→ What is needed:
Filter the entries and keep only the lines where the string "text" appears.
[BEGIN]
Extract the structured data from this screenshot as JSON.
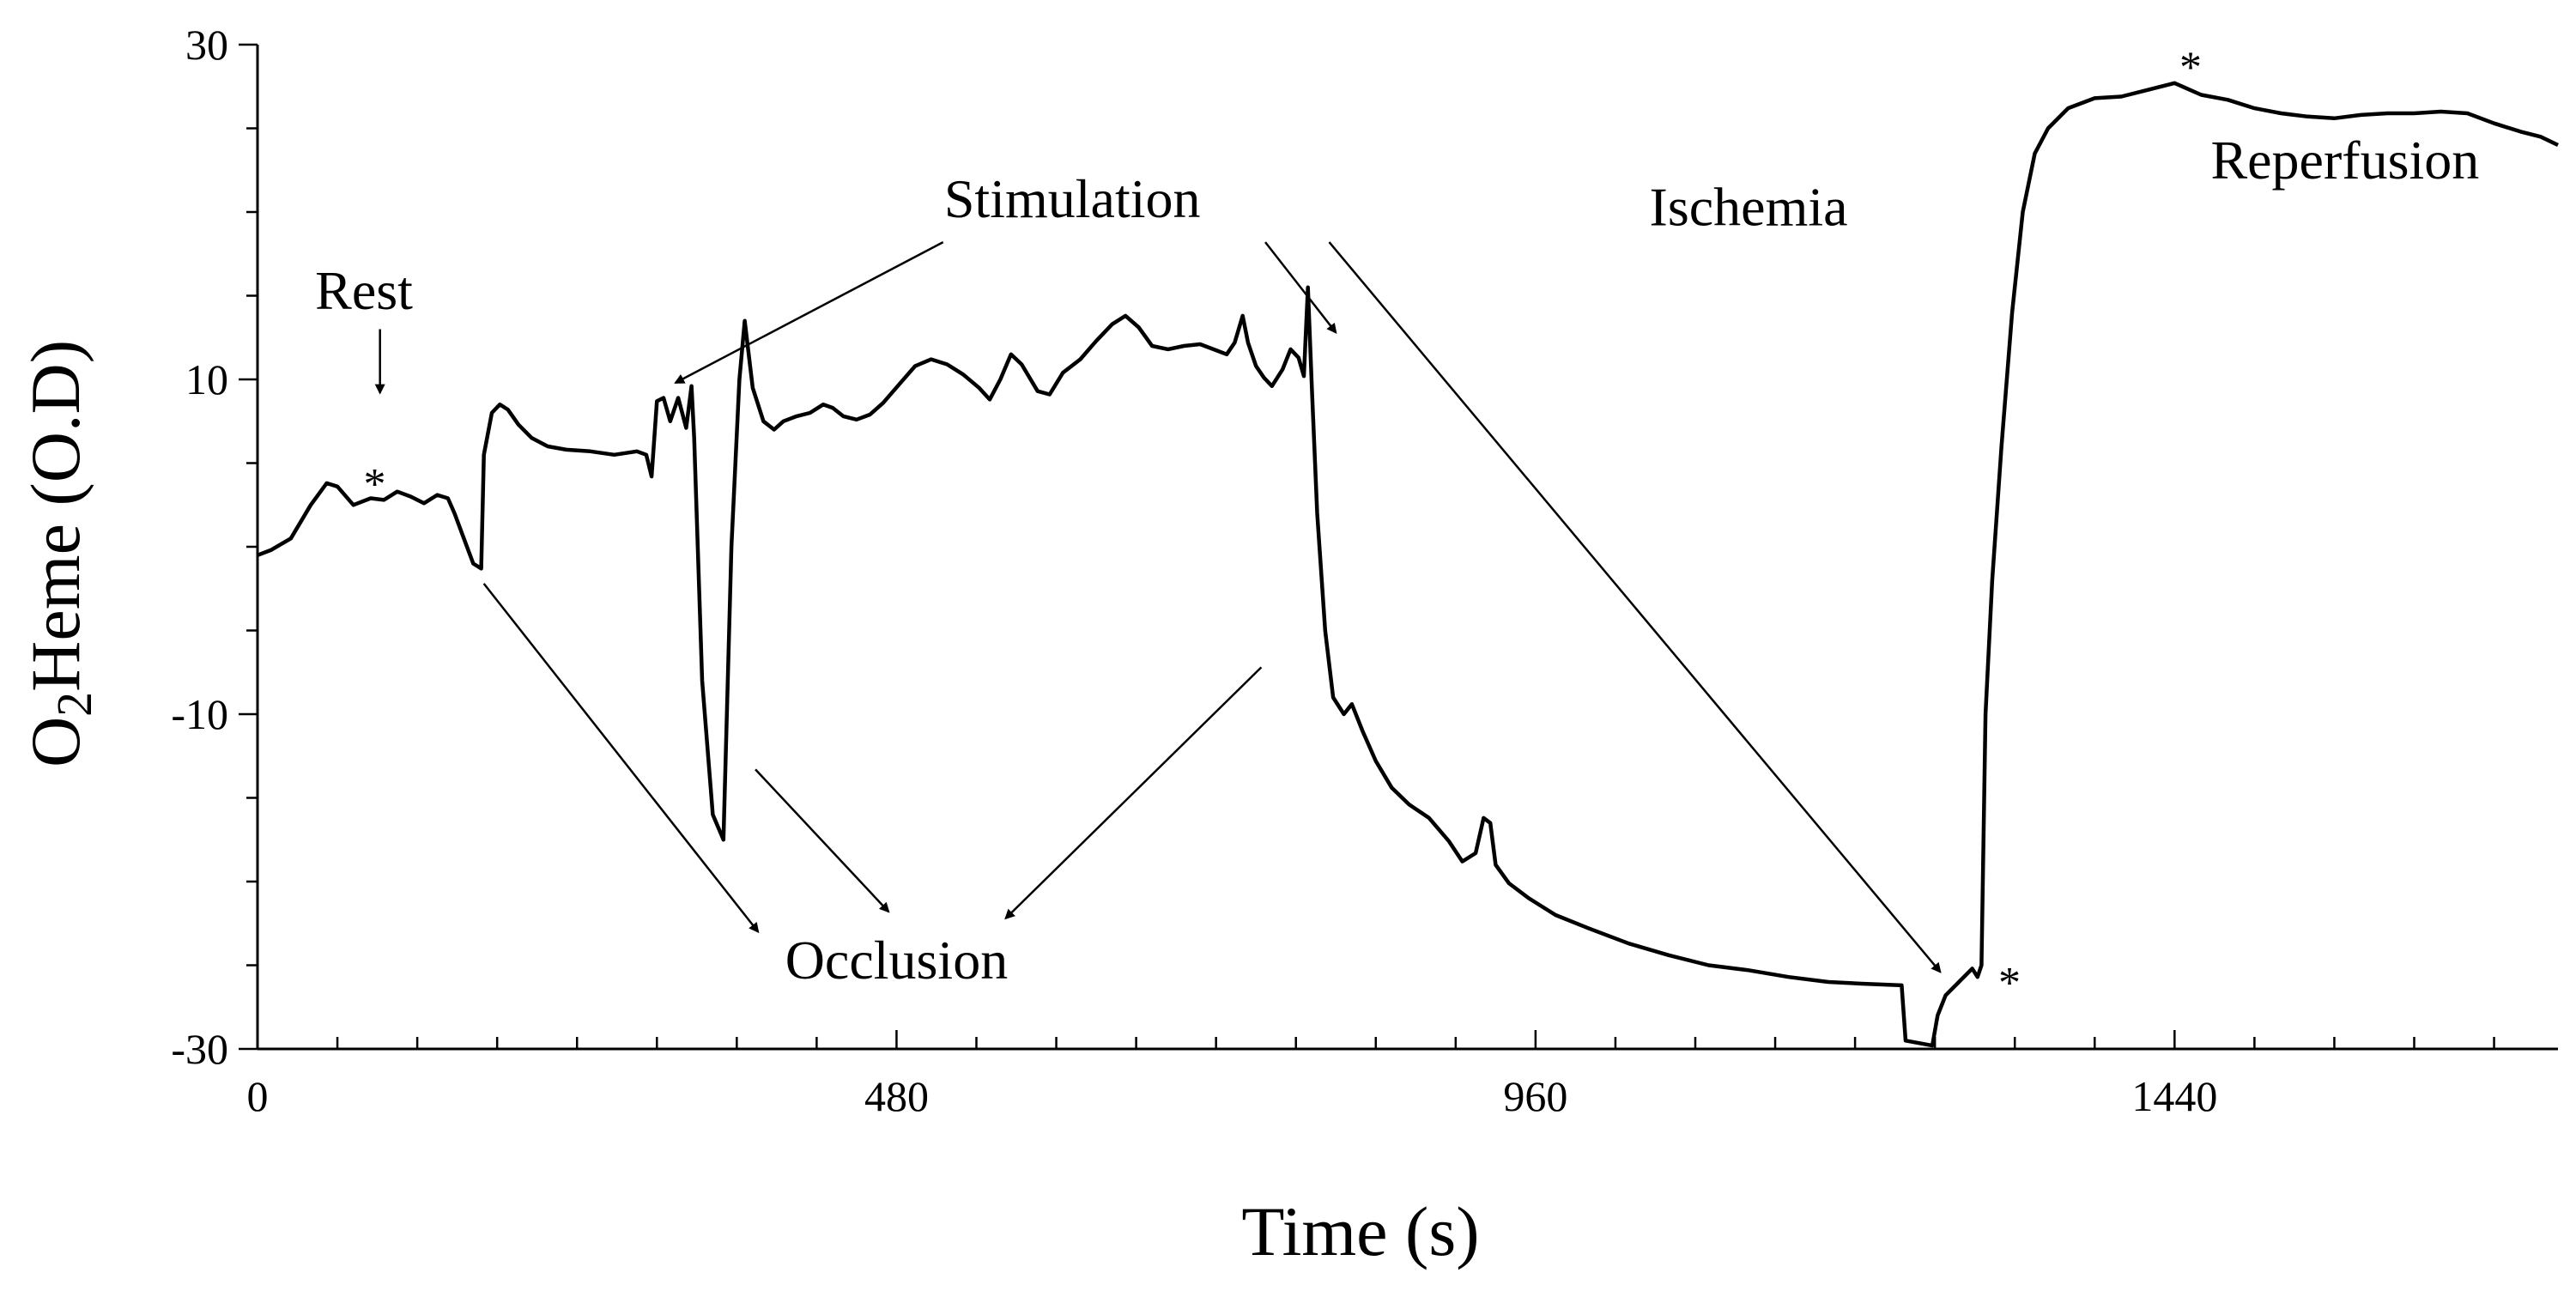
{
  "chart_data": {
    "type": "line",
    "title": "",
    "xlabel": "Time (s)",
    "ylabel_parts": {
      "base1": "O",
      "sub": "2",
      "base2": "Heme (O.D)"
    },
    "xlim": [
      0,
      1728
    ],
    "ylim": [
      -30,
      30
    ],
    "xticks": [
      0,
      480,
      960,
      1440
    ],
    "xtick_labels": [
      "0",
      "480",
      "960",
      "1440"
    ],
    "yticks": [
      -30,
      -10,
      10,
      30
    ],
    "ytick_labels": [
      "-30",
      "-10",
      "10",
      "30"
    ],
    "x_minor_step": 60,
    "y_minor_step": 5,
    "series": [
      {
        "name": "O2Heme",
        "points": [
          [
            0,
            -0.5
          ],
          [
            10,
            -0.2
          ],
          [
            25,
            0.5
          ],
          [
            40,
            2.5
          ],
          [
            52,
            3.8
          ],
          [
            60,
            3.6
          ],
          [
            72,
            2.5
          ],
          [
            85,
            2.9
          ],
          [
            95,
            2.8
          ],
          [
            105,
            3.3
          ],
          [
            115,
            3.0
          ],
          [
            125,
            2.6
          ],
          [
            135,
            3.1
          ],
          [
            143,
            2.9
          ],
          [
            148,
            2.0
          ],
          [
            155,
            0.5
          ],
          [
            162,
            -1.0
          ],
          [
            168,
            -1.3
          ],
          [
            170,
            5.5
          ],
          [
            176,
            8.0
          ],
          [
            182,
            8.5
          ],
          [
            188,
            8.2
          ],
          [
            196,
            7.3
          ],
          [
            206,
            6.5
          ],
          [
            218,
            6.0
          ],
          [
            232,
            5.8
          ],
          [
            250,
            5.7
          ],
          [
            268,
            5.5
          ],
          [
            285,
            5.7
          ],
          [
            292,
            5.5
          ],
          [
            296,
            4.2
          ],
          [
            300,
            8.7
          ],
          [
            305,
            8.9
          ],
          [
            310,
            7.5
          ],
          [
            316,
            8.9
          ],
          [
            322,
            7.1
          ],
          [
            326,
            9.6
          ],
          [
            328,
            6.5
          ],
          [
            334,
            -8.0
          ],
          [
            342,
            -16.0
          ],
          [
            350,
            -17.5
          ],
          [
            356,
            0.0
          ],
          [
            362,
            10.0
          ],
          [
            366,
            13.5
          ],
          [
            372,
            9.5
          ],
          [
            380,
            7.5
          ],
          [
            388,
            7.0
          ],
          [
            395,
            7.5
          ],
          [
            405,
            7.8
          ],
          [
            415,
            8.0
          ],
          [
            425,
            8.5
          ],
          [
            432,
            8.3
          ],
          [
            440,
            7.8
          ],
          [
            450,
            7.6
          ],
          [
            460,
            7.9
          ],
          [
            470,
            8.6
          ],
          [
            482,
            9.7
          ],
          [
            494,
            10.8
          ],
          [
            506,
            11.2
          ],
          [
            518,
            10.9
          ],
          [
            530,
            10.3
          ],
          [
            542,
            9.5
          ],
          [
            550,
            8.8
          ],
          [
            558,
            10.0
          ],
          [
            566,
            11.5
          ],
          [
            574,
            10.9
          ],
          [
            586,
            9.3
          ],
          [
            595,
            9.1
          ],
          [
            605,
            10.4
          ],
          [
            618,
            11.2
          ],
          [
            630,
            12.3
          ],
          [
            642,
            13.3
          ],
          [
            652,
            13.8
          ],
          [
            662,
            13.1
          ],
          [
            672,
            12.0
          ],
          [
            684,
            11.8
          ],
          [
            696,
            12.0
          ],
          [
            708,
            12.1
          ],
          [
            718,
            11.8
          ],
          [
            728,
            11.5
          ],
          [
            734,
            12.2
          ],
          [
            740,
            13.8
          ],
          [
            744,
            12.2
          ],
          [
            750,
            10.8
          ],
          [
            756,
            10.1
          ],
          [
            762,
            9.6
          ],
          [
            770,
            10.6
          ],
          [
            776,
            11.8
          ],
          [
            782,
            11.3
          ],
          [
            786,
            10.2
          ],
          [
            789,
            15.5
          ],
          [
            792,
            9.5
          ],
          [
            796,
            2.0
          ],
          [
            802,
            -5.0
          ],
          [
            808,
            -9.0
          ],
          [
            816,
            -10.0
          ],
          [
            822,
            -9.4
          ],
          [
            830,
            -11.0
          ],
          [
            840,
            -12.8
          ],
          [
            852,
            -14.4
          ],
          [
            865,
            -15.4
          ],
          [
            880,
            -16.2
          ],
          [
            895,
            -17.6
          ],
          [
            905,
            -18.8
          ],
          [
            915,
            -18.3
          ],
          [
            921,
            -16.2
          ],
          [
            926,
            -16.5
          ],
          [
            930,
            -19.0
          ],
          [
            940,
            -20.1
          ],
          [
            955,
            -21.0
          ],
          [
            975,
            -22.0
          ],
          [
            1000,
            -22.8
          ],
          [
            1030,
            -23.7
          ],
          [
            1060,
            -24.4
          ],
          [
            1090,
            -25.0
          ],
          [
            1120,
            -25.3
          ],
          [
            1150,
            -25.7
          ],
          [
            1180,
            -26.0
          ],
          [
            1205,
            -26.1
          ],
          [
            1235,
            -26.2
          ],
          [
            1238,
            -29.5
          ],
          [
            1258,
            -29.8
          ],
          [
            1262,
            -28.0
          ],
          [
            1268,
            -26.8
          ],
          [
            1278,
            -26.0
          ],
          [
            1288,
            -25.2
          ],
          [
            1292,
            -25.7
          ],
          [
            1295,
            -25.0
          ],
          [
            1298,
            -10.0
          ],
          [
            1303,
            -2.0
          ],
          [
            1310,
            6.0
          ],
          [
            1318,
            14.0
          ],
          [
            1326,
            20.0
          ],
          [
            1335,
            23.5
          ],
          [
            1345,
            25.0
          ],
          [
            1360,
            26.2
          ],
          [
            1380,
            26.8
          ],
          [
            1400,
            26.9
          ],
          [
            1420,
            27.3
          ],
          [
            1440,
            27.7
          ],
          [
            1460,
            27.0
          ],
          [
            1480,
            26.7
          ],
          [
            1500,
            26.2
          ],
          [
            1520,
            25.9
          ],
          [
            1540,
            25.7
          ],
          [
            1560,
            25.6
          ],
          [
            1580,
            25.8
          ],
          [
            1600,
            25.9
          ],
          [
            1620,
            25.9
          ],
          [
            1640,
            26.0
          ],
          [
            1660,
            25.9
          ],
          [
            1680,
            25.3
          ],
          [
            1700,
            24.8
          ],
          [
            1715,
            24.5
          ],
          [
            1728,
            24.0
          ]
        ]
      }
    ],
    "annotations": [
      {
        "id": "rest",
        "text": "Rest",
        "x": 80,
        "y": 14.2,
        "anchor": "middle"
      },
      {
        "id": "stimulation",
        "text": "Stimulation",
        "x": 612,
        "y": 19.7,
        "anchor": "middle"
      },
      {
        "id": "ischemia",
        "text": "Ischemia",
        "x": 1120,
        "y": 19.2,
        "anchor": "middle"
      },
      {
        "id": "reperfusion",
        "text": "Reperfusion",
        "x": 1568,
        "y": 22.0,
        "anchor": "middle"
      },
      {
        "id": "occlusion",
        "text": "Occlusion",
        "x": 480,
        "y": -25.8,
        "anchor": "middle"
      }
    ],
    "markers": [
      {
        "id": "star-rest",
        "text": "*",
        "x": 88,
        "y": 3.8
      },
      {
        "id": "star-ischemia-end",
        "text": "*",
        "x": 1316,
        "y": -26.0
      },
      {
        "id": "star-reperfusion-peak",
        "text": "*",
        "x": 1452,
        "y": 28.7
      }
    ],
    "arrows": [
      {
        "id": "rest-arrow",
        "from": [
          92,
          13.0
        ],
        "to": [
          92,
          9.2
        ]
      },
      {
        "id": "stim-arrow-1",
        "from": [
          515,
          18.2
        ],
        "to": [
          314,
          9.8
        ]
      },
      {
        "id": "stim-arrow-2",
        "from": [
          757,
          18.2
        ],
        "to": [
          810,
          12.8
        ]
      },
      {
        "id": "stim-arrow-3",
        "from": [
          805,
          18.2
        ],
        "to": [
          1264,
          -25.4
        ]
      },
      {
        "id": "occlusion-arrow-1",
        "from": [
          170,
          -2.2
        ],
        "to": [
          376,
          -23.0
        ]
      },
      {
        "id": "occlusion-arrow-2",
        "from": [
          374,
          -13.3
        ],
        "to": [
          474,
          -21.8
        ]
      },
      {
        "id": "occlusion-arrow-3",
        "from": [
          754,
          -7.2
        ],
        "to": [
          562,
          -22.2
        ]
      }
    ]
  }
}
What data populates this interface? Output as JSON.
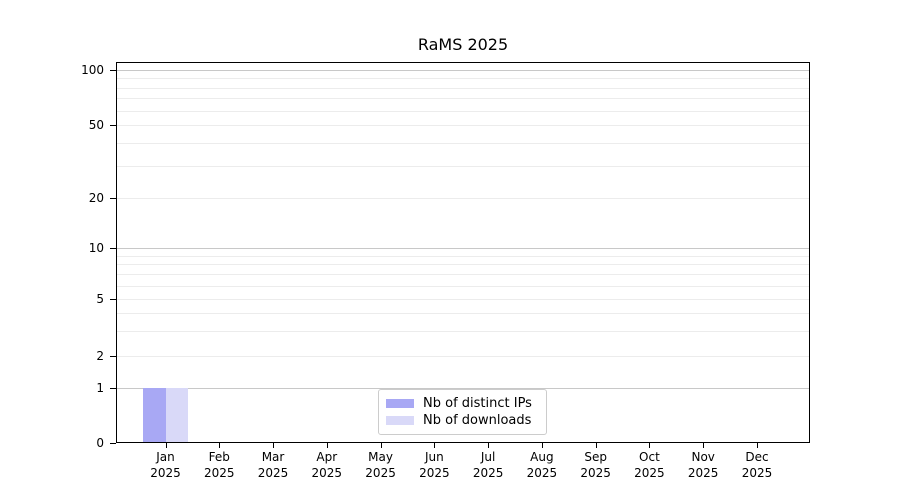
[END]
→ Full output:
        "text": "Rest",
        "text": "Stimulation",
        "text": "Ischemia",
        "text": "Reperfusion",
        "text": "Occlusion",
        "text": "*",
        "text": "*",
        "text": "*",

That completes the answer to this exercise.